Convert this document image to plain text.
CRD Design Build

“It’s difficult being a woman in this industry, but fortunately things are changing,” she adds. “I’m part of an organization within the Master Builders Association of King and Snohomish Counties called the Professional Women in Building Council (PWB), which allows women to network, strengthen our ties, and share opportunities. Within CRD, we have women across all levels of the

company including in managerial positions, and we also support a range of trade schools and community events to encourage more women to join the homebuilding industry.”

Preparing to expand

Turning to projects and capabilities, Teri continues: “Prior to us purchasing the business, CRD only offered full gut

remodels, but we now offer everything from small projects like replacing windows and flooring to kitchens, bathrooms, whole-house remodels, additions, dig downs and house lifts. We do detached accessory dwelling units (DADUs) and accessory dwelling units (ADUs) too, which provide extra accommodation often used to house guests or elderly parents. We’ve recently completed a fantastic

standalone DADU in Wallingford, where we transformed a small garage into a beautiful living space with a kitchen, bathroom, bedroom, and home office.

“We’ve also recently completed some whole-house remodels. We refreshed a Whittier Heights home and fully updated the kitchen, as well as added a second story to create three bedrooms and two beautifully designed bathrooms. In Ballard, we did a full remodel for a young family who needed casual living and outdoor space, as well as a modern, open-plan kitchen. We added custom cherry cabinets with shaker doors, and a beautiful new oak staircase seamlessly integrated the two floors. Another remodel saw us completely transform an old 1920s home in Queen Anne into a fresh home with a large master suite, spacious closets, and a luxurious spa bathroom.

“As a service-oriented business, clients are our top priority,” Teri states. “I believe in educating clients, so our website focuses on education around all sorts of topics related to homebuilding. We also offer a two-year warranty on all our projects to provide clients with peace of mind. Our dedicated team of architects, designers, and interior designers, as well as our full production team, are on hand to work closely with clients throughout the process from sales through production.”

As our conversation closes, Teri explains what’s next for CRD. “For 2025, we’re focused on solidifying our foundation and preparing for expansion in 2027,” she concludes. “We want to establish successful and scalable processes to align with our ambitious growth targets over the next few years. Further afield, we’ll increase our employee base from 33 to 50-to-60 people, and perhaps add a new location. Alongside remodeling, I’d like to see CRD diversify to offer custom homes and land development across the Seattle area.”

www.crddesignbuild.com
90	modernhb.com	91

Instructions for the task: Output all of the data again, exactly.

Written answer:
Convert this document image to plain text.
CRD Design Build

“It’s difficult being a woman in this industry, but fortunately things are changing,” she adds. “I’m part of an organization within the Master Builders Association of King and Snohomish Counties called the Professional Women in Building Council (PWB), which allows women to network, strengthen our ties, and share opportunities. Within CRD, we have women across all levels of the

company including in managerial positions, and we also support a range of trade schools and community events to encourage more women to join the homebuilding industry.”

Preparing to expand

Turning to projects and capabilities, Teri continues: “Prior to us purchasing the business, CRD only offered full gut

remodels, but we now offer everything from small projects like replacing windows and flooring to kitchens, bathrooms, whole-house remodels, additions, dig downs and house lifts. We do detached accessory dwelling units (DADUs) and accessory dwelling units (ADUs) too, which provide extra accommodation often used to house guests or elderly parents. We’ve recently completed a fantastic

standalone DADU in Wallingford, where we transformed a small garage into a beautiful living space with a kitchen, bathroom, bedroom, and home office.

“We’ve also recently completed some whole-house remodels. We refreshed a Whittier Heights home and fully updated the kitchen, as well as added a second story to create three bedrooms and two beautifully designed bathrooms. In Ballard, we did a full remodel for a young family who needed casual living and outdoor space, as well as a modern, open-plan kitchen. We added custom cherry cabinets with shaker doors, and a beautiful new oak staircase seamlessly integrated the two floors. Another remodel saw us completely transform an old 1920s home in Queen Anne into a fresh home with a large master suite, spacious closets, and a luxurious spa bathroom.

“As a service-oriented business, clients are our top priority,” Teri states. “I believe in educating clients, so our website focuses on education around all sorts of topics related to homebuilding. We also offer a two-year warranty on all our projects to provide clients with peace of mind. Our dedicated team of architects, designers, and interior designers, as well as our full production team, are on hand to work closely with clients throughout the process from sales through production.”

As our conversation closes, Teri explains what’s next for CRD. “For 2025, we’re focused on solidifying our foundation and preparing for expansion in 2027,” she concludes. “We want to establish successful and scalable processes to align with our ambitious growth targets over the next few years. Further afield, we’ll increase our employee base from 33 to 50-to-60 people, and perhaps add a new location. Alongside remodeling, I’d like to see CRD diversify to offer custom homes and land development across the Seattle area.”

www.crddesignbuild.com
90	modernhb.com	91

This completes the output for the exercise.